Rewrite the listing lines starting at the one containing "List every element" and ending at the one containing "Give me the", renaming "bullet-square-icon" to "bullet-marker" and changing nothing else. Give only those lines, and omit the pictures.
Begin LISTED ENTRIES
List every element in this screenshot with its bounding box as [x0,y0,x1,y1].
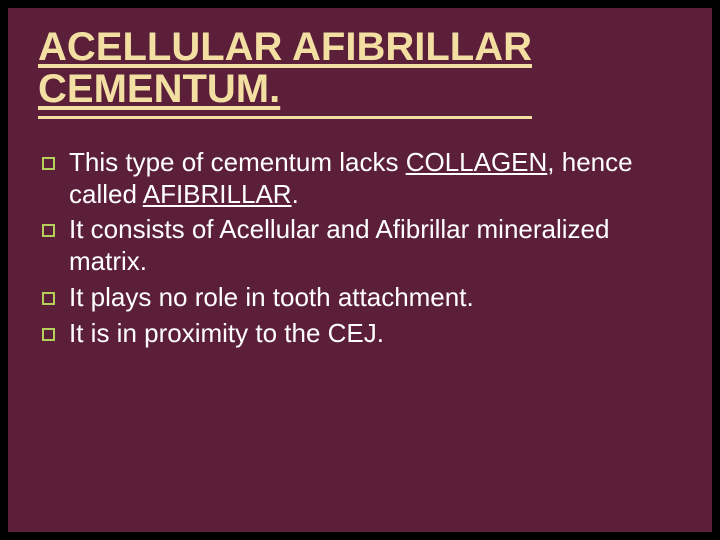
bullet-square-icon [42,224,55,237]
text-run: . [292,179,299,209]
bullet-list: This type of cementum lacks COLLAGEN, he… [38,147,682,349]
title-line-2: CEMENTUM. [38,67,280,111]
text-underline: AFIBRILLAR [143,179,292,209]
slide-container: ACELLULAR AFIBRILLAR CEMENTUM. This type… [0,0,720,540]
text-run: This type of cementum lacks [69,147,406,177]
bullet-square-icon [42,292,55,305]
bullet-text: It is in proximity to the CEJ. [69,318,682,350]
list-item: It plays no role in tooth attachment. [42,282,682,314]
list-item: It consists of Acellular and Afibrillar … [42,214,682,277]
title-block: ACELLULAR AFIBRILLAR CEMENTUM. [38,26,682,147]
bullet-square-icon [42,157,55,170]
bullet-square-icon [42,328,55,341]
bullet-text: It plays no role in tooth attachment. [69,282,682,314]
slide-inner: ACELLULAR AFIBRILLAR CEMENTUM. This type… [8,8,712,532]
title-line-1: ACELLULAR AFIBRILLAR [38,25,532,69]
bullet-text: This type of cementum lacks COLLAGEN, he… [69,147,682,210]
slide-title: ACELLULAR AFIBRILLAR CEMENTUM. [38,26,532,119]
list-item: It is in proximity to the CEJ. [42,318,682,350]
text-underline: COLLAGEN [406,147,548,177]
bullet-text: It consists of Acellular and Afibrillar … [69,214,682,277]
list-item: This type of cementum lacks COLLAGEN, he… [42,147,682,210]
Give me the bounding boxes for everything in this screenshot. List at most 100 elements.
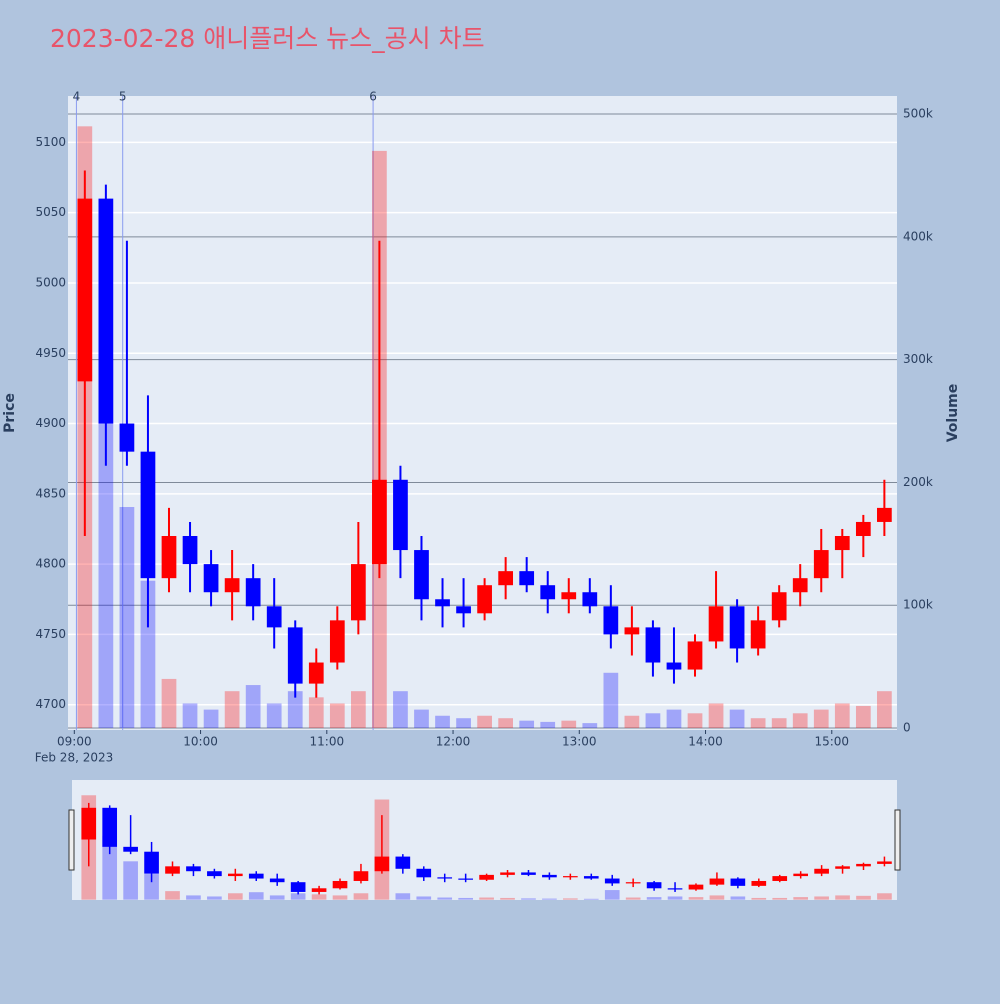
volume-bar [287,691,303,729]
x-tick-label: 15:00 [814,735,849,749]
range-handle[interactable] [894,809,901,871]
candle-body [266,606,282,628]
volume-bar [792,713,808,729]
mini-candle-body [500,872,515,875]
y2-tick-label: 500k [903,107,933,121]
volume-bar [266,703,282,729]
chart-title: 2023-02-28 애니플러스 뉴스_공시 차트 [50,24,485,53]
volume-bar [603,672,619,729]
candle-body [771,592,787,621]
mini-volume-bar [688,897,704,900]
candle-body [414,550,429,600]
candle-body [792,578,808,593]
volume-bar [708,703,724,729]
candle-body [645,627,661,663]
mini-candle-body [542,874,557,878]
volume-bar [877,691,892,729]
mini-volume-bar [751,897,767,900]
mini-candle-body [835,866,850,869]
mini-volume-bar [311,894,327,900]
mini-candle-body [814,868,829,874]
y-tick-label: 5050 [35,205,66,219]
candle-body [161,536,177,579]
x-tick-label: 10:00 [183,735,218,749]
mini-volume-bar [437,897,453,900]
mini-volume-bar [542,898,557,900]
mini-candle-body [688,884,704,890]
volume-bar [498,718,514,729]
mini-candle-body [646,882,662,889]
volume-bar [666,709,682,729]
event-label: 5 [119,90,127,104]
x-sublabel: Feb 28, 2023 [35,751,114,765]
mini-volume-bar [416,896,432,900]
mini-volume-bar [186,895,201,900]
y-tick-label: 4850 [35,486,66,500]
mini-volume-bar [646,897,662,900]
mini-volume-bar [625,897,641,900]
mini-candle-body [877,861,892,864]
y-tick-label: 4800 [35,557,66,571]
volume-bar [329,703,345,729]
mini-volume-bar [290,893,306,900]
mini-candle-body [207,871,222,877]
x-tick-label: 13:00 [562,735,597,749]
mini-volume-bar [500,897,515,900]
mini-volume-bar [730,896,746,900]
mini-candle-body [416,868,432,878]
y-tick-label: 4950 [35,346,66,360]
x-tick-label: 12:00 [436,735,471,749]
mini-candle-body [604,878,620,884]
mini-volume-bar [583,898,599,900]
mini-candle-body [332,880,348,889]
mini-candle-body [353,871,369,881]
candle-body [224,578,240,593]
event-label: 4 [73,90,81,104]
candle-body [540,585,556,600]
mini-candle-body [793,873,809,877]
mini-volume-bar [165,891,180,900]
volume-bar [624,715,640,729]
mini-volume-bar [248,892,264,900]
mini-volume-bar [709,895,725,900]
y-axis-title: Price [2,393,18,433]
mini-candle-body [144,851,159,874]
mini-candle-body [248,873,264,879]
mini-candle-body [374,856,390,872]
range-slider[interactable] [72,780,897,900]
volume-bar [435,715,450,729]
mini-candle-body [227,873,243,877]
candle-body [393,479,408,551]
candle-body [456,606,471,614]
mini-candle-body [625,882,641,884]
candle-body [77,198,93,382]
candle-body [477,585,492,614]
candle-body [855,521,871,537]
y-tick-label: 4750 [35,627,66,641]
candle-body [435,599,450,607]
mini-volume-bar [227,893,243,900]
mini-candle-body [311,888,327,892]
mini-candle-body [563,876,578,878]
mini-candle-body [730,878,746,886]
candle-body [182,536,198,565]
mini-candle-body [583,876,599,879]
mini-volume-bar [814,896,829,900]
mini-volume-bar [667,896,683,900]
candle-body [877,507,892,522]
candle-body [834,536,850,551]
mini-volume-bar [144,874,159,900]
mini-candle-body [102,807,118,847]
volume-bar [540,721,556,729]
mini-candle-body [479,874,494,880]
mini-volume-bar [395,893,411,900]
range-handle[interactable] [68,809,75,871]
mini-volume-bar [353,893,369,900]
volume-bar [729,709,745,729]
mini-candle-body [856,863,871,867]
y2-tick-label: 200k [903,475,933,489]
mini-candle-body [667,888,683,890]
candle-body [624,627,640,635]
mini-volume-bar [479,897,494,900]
End LISTED ENTRIES
Begin LISTED ENTRIES
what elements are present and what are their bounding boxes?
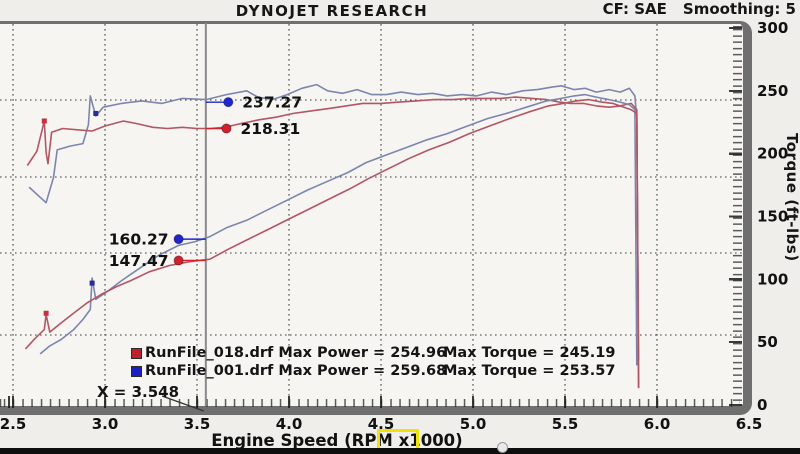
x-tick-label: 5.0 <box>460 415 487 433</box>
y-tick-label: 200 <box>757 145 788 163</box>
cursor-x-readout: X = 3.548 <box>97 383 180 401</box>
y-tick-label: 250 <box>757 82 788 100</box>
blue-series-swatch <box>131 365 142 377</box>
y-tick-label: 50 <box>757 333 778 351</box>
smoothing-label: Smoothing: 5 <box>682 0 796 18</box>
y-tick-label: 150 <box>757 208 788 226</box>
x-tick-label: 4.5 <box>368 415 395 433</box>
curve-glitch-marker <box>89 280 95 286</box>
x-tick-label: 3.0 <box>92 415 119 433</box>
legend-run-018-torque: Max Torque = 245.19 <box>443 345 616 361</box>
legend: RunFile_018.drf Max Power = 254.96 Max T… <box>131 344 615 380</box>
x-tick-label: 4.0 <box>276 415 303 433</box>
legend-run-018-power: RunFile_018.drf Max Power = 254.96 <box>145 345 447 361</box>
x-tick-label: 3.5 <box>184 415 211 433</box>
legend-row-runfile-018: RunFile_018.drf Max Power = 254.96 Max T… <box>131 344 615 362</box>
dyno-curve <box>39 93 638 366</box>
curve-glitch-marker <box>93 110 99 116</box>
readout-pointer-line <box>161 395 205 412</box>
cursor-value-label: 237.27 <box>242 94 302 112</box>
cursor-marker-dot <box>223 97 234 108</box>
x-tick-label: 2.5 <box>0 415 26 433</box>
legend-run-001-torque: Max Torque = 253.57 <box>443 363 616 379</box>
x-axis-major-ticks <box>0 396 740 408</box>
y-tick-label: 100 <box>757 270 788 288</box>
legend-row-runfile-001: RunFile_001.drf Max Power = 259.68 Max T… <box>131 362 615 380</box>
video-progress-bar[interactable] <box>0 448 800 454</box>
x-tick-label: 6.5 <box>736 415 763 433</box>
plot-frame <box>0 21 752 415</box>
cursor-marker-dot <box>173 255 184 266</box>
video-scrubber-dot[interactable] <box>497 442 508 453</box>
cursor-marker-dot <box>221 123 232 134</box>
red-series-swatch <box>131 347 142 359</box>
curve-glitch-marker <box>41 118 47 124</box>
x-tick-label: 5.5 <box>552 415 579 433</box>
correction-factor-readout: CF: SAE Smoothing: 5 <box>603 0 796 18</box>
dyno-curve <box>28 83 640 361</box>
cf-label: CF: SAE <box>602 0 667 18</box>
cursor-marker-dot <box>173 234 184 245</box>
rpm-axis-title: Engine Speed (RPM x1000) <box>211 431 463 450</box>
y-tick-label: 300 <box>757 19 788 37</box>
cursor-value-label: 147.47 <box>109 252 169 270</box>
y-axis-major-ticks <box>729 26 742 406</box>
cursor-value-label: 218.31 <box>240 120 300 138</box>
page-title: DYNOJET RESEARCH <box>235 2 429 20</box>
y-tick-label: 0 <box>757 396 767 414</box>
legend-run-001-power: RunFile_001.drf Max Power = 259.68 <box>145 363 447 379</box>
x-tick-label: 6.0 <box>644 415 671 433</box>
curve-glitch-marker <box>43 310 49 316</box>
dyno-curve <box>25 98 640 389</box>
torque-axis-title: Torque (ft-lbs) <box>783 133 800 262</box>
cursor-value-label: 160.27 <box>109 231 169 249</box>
End LISTED ENTRIES
*WRITTEN ANSWER*
List every element in this screenshot with its bounding box as [x0,y0,x1,y1].
bullet-marker [42,224,55,237]
text-run: . [292,179,299,209]
bullet-list: This type of cementum lacks COLLAGEN, he… [38,147,682,349]
title-line-2: CEMENTUM. [38,67,280,111]
text-underline: AFIBRILLAR [143,179,292,209]
slide-container: ACELLULAR AFIBRILLAR CEMENTUM. This type… [0,0,720,540]
text-run: This type of cementum lacks [69,147,406,177]
bullet-marker [42,292,55,305]
bullet-text: It is in proximity to the CEJ. [69,318,682,350]
list-item: It plays no role in tooth attachment. [42,282,682,314]
list-item: It consists of Acellular and Afibrillar … [42,214,682,277]
title-block: ACELLULAR AFIBRILLAR CEMENTUM. [38,26,682,147]
bullet-marker [42,157,55,170]
bullet-marker [42,328,55,341]
bullet-text: It plays no role in tooth attachment. [69,282,682,314]
slide-inner: ACELLULAR AFIBRILLAR CEMENTUM. This type… [8,8,712,532]
title-line-1: ACELLULAR AFIBRILLAR [38,25,532,69]
bullet-text: This type of cementum lacks COLLAGEN, he… [69,147,682,210]
slide-title: ACELLULAR AFIBRILLAR CEMENTUM. [38,26,532,119]
list-item: It is in proximity to the CEJ. [42,318,682,350]
text-underline: COLLAGEN [406,147,548,177]
bullet-text: It consists of Acellular and Afibrillar … [69,214,682,277]
list-item: This type of cementum lacks COLLAGEN, he… [42,147,682,210]
Give me the bounding boxes for everything in this screenshot. List at most 100 elements.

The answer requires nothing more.